Material to process
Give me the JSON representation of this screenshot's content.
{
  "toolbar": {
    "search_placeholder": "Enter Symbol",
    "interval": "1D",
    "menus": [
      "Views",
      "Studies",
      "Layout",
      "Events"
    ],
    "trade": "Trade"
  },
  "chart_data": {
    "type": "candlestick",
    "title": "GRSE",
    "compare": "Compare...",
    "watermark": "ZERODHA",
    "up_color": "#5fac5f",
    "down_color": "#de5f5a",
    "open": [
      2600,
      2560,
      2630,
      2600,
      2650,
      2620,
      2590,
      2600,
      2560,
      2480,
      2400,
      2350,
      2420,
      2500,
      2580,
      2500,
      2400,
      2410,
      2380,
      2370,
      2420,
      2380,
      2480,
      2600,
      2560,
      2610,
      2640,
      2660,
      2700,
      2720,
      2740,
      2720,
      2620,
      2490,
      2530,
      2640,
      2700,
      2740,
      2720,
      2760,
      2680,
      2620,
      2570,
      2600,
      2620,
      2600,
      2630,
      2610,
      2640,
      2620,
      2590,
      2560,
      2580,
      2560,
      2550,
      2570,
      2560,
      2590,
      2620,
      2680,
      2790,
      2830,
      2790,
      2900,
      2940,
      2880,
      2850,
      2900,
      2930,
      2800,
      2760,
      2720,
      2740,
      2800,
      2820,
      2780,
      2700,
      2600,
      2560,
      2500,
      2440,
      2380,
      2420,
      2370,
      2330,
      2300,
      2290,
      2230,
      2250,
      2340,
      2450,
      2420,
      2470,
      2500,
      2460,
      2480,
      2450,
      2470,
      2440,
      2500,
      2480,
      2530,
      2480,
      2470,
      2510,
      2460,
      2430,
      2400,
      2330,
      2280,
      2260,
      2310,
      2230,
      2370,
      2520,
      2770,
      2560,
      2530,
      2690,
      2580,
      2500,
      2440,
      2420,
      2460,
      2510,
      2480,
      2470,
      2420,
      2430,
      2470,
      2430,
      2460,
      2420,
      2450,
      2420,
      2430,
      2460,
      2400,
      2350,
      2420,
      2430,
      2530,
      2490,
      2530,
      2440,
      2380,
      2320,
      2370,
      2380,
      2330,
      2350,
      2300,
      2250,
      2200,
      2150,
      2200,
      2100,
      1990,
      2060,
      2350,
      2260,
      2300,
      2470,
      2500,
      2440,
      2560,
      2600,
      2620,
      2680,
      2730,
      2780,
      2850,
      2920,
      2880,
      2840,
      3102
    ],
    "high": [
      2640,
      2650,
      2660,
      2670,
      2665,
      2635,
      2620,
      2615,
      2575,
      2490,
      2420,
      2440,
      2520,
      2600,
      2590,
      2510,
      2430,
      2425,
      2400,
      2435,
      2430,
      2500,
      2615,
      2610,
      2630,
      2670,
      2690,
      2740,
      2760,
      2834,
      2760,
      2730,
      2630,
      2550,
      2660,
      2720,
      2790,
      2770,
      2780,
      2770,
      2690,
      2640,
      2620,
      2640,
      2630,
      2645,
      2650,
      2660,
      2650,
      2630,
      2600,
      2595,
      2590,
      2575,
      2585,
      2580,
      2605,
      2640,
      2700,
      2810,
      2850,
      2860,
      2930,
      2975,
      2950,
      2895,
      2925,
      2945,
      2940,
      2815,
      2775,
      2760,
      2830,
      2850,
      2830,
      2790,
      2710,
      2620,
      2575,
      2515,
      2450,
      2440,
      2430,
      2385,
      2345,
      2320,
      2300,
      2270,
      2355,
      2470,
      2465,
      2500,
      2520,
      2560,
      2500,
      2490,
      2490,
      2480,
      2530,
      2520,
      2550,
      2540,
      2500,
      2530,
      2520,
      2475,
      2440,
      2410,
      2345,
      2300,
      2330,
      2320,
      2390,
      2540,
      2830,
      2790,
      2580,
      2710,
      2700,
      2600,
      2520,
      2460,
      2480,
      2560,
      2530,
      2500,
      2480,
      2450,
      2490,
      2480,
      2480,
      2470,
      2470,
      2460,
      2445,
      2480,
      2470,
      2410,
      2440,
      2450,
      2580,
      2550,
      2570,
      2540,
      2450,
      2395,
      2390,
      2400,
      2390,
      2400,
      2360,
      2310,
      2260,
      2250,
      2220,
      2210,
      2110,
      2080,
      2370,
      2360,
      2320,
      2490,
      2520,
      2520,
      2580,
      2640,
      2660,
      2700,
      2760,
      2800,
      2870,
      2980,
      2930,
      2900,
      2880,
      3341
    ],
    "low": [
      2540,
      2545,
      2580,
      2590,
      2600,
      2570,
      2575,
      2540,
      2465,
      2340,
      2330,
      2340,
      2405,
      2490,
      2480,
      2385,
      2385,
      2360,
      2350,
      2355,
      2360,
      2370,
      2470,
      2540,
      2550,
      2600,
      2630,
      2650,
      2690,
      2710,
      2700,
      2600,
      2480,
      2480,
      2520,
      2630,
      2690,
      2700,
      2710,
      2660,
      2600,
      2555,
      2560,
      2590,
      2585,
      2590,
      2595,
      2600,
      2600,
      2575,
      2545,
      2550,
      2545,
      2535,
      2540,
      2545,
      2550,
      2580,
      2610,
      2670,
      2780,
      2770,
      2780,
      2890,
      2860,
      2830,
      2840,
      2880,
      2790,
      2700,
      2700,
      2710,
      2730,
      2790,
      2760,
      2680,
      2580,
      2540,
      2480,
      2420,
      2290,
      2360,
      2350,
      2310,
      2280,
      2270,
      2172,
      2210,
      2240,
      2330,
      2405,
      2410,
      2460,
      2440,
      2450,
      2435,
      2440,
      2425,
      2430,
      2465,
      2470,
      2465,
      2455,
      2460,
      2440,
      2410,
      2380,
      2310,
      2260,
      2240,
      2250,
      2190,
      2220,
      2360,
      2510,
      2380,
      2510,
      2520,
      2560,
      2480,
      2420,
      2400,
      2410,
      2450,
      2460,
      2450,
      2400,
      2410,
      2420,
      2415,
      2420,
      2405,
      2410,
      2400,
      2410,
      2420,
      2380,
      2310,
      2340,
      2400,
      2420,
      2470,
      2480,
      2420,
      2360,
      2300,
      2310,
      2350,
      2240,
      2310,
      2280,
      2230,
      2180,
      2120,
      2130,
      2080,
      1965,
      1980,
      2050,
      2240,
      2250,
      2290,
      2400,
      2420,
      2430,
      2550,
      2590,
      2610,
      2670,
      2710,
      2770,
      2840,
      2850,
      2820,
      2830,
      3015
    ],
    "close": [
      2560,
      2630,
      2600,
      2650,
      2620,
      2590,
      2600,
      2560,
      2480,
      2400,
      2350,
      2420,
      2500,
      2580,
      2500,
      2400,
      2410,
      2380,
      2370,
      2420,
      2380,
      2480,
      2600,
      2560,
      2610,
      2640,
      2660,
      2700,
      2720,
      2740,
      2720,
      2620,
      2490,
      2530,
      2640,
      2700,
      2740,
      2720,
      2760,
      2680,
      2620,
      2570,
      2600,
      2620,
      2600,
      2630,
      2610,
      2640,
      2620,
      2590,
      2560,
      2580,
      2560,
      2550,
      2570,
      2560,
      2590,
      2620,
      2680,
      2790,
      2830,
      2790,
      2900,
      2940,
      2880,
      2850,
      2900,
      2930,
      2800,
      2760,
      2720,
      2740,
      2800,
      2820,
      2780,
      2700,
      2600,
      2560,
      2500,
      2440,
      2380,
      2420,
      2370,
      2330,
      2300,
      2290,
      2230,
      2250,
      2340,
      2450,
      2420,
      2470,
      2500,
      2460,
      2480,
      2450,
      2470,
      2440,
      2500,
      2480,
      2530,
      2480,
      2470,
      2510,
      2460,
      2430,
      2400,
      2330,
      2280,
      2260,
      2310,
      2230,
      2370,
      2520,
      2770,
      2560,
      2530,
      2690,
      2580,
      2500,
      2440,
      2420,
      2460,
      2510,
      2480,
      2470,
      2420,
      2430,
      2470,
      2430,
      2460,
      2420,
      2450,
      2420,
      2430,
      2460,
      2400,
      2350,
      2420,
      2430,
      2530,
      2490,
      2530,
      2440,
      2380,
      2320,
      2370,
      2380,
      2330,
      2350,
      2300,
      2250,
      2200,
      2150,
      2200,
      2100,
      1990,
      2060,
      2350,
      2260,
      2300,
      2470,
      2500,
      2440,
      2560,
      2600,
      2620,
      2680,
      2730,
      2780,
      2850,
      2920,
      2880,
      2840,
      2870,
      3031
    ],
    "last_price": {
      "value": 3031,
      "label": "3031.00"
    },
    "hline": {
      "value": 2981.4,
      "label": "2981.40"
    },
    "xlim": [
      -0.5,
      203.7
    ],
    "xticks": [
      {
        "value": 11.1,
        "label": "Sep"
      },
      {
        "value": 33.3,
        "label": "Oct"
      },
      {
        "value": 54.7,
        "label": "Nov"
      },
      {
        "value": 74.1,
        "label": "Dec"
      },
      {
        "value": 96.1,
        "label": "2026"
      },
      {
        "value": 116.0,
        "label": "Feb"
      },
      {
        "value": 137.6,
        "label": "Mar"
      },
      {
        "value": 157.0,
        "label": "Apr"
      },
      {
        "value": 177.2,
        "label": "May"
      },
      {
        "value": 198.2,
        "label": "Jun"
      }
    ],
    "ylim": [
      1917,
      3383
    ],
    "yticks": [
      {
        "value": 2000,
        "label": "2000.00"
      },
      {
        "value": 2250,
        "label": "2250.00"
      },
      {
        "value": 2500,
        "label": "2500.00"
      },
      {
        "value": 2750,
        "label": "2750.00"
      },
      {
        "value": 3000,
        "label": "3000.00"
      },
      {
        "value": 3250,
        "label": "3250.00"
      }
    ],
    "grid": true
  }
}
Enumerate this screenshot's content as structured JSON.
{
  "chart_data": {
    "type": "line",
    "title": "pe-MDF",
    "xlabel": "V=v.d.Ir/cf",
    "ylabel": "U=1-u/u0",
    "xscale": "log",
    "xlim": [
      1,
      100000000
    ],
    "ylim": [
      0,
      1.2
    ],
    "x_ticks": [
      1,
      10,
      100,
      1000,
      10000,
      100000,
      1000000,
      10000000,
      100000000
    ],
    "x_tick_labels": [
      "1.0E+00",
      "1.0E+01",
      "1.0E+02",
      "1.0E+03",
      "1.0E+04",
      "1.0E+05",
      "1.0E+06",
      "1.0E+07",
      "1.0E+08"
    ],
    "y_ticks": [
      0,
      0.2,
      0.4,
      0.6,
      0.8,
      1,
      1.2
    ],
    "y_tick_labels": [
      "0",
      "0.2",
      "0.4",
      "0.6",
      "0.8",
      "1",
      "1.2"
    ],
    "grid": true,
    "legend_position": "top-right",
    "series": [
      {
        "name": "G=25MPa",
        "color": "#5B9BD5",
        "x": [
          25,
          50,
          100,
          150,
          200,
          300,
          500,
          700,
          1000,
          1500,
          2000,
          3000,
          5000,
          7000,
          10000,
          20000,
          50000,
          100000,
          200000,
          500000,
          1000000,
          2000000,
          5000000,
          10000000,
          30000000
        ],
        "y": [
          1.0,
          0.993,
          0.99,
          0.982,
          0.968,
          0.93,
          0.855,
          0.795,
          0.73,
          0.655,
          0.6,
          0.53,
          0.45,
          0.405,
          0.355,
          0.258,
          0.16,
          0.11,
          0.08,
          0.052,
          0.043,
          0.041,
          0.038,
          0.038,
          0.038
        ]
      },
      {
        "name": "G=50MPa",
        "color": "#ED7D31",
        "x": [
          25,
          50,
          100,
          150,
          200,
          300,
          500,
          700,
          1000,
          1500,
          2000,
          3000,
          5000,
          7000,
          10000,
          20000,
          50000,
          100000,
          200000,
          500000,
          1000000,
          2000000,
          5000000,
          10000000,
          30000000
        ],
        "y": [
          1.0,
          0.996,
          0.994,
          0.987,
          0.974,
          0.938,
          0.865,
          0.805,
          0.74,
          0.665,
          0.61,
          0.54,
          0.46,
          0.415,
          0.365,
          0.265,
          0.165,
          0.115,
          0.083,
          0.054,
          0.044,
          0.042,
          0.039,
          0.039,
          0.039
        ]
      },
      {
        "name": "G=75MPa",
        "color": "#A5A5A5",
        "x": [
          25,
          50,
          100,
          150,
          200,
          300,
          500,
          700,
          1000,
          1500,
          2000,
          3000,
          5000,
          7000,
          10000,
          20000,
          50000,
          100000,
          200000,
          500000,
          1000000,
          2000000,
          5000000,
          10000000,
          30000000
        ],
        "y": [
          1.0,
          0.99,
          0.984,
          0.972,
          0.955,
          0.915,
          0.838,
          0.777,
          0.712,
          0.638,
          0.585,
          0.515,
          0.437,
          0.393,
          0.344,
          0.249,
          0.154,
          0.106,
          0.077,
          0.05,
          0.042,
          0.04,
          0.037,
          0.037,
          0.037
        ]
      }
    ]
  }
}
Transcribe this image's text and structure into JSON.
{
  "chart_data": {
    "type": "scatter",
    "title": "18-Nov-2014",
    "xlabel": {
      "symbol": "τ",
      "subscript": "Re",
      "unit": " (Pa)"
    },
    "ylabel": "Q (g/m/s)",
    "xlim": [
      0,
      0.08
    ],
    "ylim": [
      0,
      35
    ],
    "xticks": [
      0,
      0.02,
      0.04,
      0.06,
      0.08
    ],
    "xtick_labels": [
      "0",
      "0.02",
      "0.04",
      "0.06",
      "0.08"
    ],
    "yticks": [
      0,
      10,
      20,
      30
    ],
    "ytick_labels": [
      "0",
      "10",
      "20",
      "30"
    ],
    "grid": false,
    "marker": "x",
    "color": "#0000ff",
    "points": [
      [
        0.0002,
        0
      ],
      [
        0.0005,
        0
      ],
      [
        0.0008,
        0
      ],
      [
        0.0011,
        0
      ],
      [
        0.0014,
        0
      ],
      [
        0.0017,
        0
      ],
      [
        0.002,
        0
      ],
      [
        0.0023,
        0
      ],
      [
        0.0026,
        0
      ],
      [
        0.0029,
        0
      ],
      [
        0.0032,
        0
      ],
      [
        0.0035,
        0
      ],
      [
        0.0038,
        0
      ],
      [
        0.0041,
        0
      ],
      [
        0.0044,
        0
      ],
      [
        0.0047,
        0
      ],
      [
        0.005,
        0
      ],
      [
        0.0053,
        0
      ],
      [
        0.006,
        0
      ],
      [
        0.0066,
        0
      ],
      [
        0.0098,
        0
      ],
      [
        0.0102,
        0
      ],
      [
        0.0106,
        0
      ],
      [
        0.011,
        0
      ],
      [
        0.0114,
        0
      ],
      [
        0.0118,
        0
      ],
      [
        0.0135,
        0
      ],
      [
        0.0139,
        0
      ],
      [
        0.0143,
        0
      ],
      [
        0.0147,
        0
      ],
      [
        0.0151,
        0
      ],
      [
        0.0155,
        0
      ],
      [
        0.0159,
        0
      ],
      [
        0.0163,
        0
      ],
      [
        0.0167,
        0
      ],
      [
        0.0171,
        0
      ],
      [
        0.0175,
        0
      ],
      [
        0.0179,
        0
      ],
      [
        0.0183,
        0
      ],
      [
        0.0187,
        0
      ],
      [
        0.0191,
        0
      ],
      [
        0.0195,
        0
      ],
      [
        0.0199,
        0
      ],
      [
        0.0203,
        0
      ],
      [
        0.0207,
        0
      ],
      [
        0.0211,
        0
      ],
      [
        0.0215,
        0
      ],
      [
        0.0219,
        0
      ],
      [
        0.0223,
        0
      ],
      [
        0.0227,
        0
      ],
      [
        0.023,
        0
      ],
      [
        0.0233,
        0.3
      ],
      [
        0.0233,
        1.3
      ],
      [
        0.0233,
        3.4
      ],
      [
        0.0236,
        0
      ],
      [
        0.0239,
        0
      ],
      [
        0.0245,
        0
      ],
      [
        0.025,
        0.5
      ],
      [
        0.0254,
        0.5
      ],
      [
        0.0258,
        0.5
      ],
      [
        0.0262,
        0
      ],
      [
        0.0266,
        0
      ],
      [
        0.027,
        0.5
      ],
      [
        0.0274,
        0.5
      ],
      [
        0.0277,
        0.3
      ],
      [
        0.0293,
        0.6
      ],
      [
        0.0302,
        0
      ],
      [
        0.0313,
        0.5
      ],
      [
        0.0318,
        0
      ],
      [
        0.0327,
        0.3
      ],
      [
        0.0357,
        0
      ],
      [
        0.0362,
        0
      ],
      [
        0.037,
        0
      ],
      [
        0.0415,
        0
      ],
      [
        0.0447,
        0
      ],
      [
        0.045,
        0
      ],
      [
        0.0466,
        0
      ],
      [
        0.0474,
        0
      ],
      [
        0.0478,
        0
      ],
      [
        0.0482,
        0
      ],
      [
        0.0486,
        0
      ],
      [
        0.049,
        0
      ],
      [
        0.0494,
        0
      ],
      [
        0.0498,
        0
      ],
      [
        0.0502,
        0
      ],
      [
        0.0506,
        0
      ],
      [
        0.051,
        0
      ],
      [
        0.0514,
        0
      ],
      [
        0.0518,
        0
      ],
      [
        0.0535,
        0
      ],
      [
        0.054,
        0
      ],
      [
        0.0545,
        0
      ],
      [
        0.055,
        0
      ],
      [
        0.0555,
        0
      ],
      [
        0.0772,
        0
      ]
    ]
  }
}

Exercise
Search the data above for the word "content", then gather each line in which it appears.

Result below
Give me the JSON representation of this screenshot's content.
Enumerate this screenshot's content as structured JSON.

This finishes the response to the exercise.